### What needs to be done
Send back the records in full, character for character.

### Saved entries
****************
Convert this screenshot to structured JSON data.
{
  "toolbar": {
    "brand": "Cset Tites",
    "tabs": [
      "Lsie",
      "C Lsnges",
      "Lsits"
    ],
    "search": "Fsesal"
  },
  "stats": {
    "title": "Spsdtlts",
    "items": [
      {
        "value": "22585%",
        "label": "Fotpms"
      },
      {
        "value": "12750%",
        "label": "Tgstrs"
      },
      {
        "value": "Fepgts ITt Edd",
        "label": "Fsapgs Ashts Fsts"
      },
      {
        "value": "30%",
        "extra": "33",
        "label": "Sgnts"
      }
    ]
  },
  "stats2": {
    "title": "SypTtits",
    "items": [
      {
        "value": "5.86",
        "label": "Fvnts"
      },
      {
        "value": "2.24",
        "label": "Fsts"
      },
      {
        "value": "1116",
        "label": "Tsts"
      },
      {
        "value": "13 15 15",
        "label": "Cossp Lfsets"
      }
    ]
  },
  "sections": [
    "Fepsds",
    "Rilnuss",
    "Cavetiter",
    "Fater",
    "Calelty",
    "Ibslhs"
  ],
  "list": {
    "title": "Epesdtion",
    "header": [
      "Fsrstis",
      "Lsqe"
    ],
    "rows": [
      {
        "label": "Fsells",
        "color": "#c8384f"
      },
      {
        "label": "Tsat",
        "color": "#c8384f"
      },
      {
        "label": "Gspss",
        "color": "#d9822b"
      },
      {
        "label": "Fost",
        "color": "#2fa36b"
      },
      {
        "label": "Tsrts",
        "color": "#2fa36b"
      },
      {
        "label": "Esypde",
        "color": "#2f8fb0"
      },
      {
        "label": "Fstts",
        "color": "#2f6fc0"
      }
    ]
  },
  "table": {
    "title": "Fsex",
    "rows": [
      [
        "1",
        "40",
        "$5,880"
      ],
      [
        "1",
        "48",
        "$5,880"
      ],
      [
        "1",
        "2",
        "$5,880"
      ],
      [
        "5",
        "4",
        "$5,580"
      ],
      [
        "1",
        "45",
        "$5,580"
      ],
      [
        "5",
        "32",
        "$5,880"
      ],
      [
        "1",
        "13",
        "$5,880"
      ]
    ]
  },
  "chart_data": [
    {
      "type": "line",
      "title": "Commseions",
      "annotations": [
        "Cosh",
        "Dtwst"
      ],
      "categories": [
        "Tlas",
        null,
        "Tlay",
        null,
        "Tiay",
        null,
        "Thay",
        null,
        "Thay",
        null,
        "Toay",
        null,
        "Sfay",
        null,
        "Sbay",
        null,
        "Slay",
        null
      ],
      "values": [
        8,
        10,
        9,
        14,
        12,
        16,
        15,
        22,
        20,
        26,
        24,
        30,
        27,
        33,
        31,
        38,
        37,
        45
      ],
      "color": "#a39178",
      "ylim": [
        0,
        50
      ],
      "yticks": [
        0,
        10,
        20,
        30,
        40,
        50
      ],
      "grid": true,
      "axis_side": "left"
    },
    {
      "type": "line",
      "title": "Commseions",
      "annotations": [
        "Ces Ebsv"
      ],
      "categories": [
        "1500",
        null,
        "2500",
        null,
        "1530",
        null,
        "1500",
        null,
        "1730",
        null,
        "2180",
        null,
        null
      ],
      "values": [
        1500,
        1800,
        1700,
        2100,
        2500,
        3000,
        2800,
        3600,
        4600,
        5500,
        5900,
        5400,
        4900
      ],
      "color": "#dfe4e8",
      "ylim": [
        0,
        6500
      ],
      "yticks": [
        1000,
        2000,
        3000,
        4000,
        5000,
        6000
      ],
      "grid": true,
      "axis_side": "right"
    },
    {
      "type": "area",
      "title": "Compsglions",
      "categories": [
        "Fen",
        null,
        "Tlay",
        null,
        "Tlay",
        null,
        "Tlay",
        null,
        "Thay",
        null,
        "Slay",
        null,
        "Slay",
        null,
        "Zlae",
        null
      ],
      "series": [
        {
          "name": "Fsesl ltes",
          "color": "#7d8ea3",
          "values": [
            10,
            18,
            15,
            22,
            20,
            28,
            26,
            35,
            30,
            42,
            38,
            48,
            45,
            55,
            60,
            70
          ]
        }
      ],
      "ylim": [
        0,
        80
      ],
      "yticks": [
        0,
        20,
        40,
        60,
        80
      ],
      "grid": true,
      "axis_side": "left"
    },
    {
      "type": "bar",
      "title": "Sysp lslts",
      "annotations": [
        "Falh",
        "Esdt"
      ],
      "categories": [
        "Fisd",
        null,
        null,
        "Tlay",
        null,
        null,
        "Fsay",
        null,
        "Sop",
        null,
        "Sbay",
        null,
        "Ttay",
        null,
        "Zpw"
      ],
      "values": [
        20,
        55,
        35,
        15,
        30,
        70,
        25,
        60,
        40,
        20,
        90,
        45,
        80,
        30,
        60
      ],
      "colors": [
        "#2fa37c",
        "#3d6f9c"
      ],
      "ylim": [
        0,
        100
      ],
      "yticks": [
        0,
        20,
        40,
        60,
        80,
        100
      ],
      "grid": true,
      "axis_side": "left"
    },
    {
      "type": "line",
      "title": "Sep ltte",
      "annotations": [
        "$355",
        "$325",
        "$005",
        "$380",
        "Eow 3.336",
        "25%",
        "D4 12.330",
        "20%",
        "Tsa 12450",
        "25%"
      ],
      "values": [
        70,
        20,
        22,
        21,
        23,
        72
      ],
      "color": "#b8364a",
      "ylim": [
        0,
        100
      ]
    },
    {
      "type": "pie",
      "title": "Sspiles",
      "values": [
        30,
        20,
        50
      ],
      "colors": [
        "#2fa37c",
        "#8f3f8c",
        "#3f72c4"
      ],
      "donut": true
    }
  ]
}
****************
### Finished exercise
Convert this screenshot to structured JSON data.
{
  "toolbar": {
    "brand": "Cset Tites",
    "tabs": [
      "Lsie",
      "C Lsnges",
      "Lsits"
    ],
    "search": "Fsesal"
  },
  "stats": {
    "title": "Spsdtlts",
    "items": [
      {
        "value": "22585%",
        "label": "Fotpms"
      },
      {
        "value": "12750%",
        "label": "Tgstrs"
      },
      {
        "value": "Fepgts ITt Edd",
        "label": "Fsapgs Ashts Fsts"
      },
      {
        "value": "30%",
        "extra": "33",
        "label": "Sgnts"
      }
    ]
  },
  "stats2": {
    "title": "SypTtits",
    "items": [
      {
        "value": "5.86",
        "label": "Fvnts"
      },
      {
        "value": "2.24",
        "label": "Fsts"
      },
      {
        "value": "1116",
        "label": "Tsts"
      },
      {
        "value": "13 15 15",
        "label": "Cossp Lfsets"
      }
    ]
  },
  "sections": [
    "Fepsds",
    "Rilnuss",
    "Cavetiter",
    "Fater",
    "Calelty",
    "Ibslhs"
  ],
  "list": {
    "title": "Epesdtion",
    "header": [
      "Fsrstis",
      "Lsqe"
    ],
    "rows": [
      {
        "label": "Fsells",
        "color": "#c8384f"
      },
      {
        "label": "Tsat",
        "color": "#c8384f"
      },
      {
        "label": "Gspss",
        "color": "#d9822b"
      },
      {
        "label": "Fost",
        "color": "#2fa36b"
      },
      {
        "label": "Tsrts",
        "color": "#2fa36b"
      },
      {
        "label": "Esypde",
        "color": "#2f8fb0"
      },
      {
        "label": "Fstts",
        "color": "#2f6fc0"
      }
    ]
  },
  "table": {
    "title": "Fsex",
    "rows": [
      [
        "1",
        "40",
        "$5,880"
      ],
      [
        "1",
        "48",
        "$5,880"
      ],
      [
        "1",
        "2",
        "$5,880"
      ],
      [
        "5",
        "4",
        "$5,580"
      ],
      [
        "1",
        "45",
        "$5,580"
      ],
      [
        "5",
        "32",
        "$5,880"
      ],
      [
        "1",
        "13",
        "$5,880"
      ]
    ]
  },
  "chart_data": [
    {
      "type": "line",
      "title": "Commseions",
      "annotations": [
        "Cosh",
        "Dtwst"
      ],
      "categories": [
        "Tlas",
        null,
        "Tlay",
        null,
        "Tiay",
        null,
        "Thay",
        null,
        "Thay",
        null,
        "Toay",
        null,
        "Sfay",
        null,
        "Sbay",
        null,
        "Slay",
        null
      ],
      "values": [
        8,
        10,
        9,
        14,
        12,
        16,
        15,
        22,
        20,
        26,
        24,
        30,
        27,
        33,
        31,
        38,
        37,
        45
      ],
      "color": "#a39178",
      "ylim": [
        0,
        50
      ],
      "yticks": [
        0,
        10,
        20,
        30,
        40,
        50
      ],
      "grid": true,
      "axis_side": "left"
    },
    {
      "type": "line",
      "title": "Commseions",
      "annotations": [
        "Ces Ebsv"
      ],
      "categories": [
        "1500",
        null,
        "2500",
        null,
        "1530",
        null,
        "1500",
        null,
        "1730",
        null,
        "2180",
        null,
        null
      ],
      "values": [
        1500,
        1800,
        1700,
        2100,
        2500,
        3000,
        2800,
        3600,
        4600,
        5500,
        5900,
        5400,
        4900
      ],
      "color": "#dfe4e8",
      "ylim": [
        0,
        6500
      ],
      "yticks": [
        1000,
        2000,
        3000,
        4000,
        5000,
        6000
      ],
      "grid": true,
      "axis_side": "right"
    },
    {
      "type": "area",
      "title": "Compsglions",
      "categories": [
        "Fen",
        null,
        "Tlay",
        null,
        "Tlay",
        null,
        "Tlay",
        null,
        "Thay",
        null,
        "Slay",
        null,
        "Slay",
        null,
        "Zlae",
        null
      ],
      "series": [
        {
          "name": "Fsesl ltes",
          "color": "#7d8ea3",
          "values": [
            10,
            18,
            15,
            22,
            20,
            28,
            26,
            35,
            30,
            42,
            38,
            48,
            45,
            55,
            60,
            70
          ]
        }
      ],
      "ylim": [
        0,
        80
      ],
      "yticks": [
        0,
        20,
        40,
        60,
        80
      ],
      "grid": true,
      "axis_side": "left"
    },
    {
      "type": "bar",
      "title": "Sysp lslts",
      "annotations": [
        "Falh",
        "Esdt"
      ],
      "categories": [
        "Fisd",
        null,
        null,
        "Tlay",
        null,
        null,
        "Fsay",
        null,
        "Sop",
        null,
        "Sbay",
        null,
        "Ttay",
        null,
        "Zpw"
      ],
      "values": [
        20,
        55,
        35,
        15,
        30,
        70,
        25,
        60,
        40,
        20,
        90,
        45,
        80,
        30,
        60
      ],
      "colors": [
        "#2fa37c",
        "#3d6f9c"
      ],
      "ylim": [
        0,
        100
      ],
      "yticks": [
        0,
        20,
        40,
        60,
        80,
        100
      ],
      "grid": true,
      "axis_side": "left"
    },
    {
      "type": "line",
      "title": "Sep ltte",
      "annotations": [
        "$355",
        "$325",
        "$005",
        "$380",
        "Eow 3.336",
        "25%",
        "D4 12.330",
        "20%",
        "Tsa 12450",
        "25%"
      ],
      "values": [
        70,
        20,
        22,
        21,
        23,
        72
      ],
      "color": "#b8364a",
      "ylim": [
        0,
        100
      ]
    },
    {
      "type": "pie",
      "title": "Sspiles",
      "values": [
        30,
        20,
        50
      ],
      "colors": [
        "#2fa37c",
        "#8f3f8c",
        "#3f72c4"
      ],
      "donut": true
    }
  ]
}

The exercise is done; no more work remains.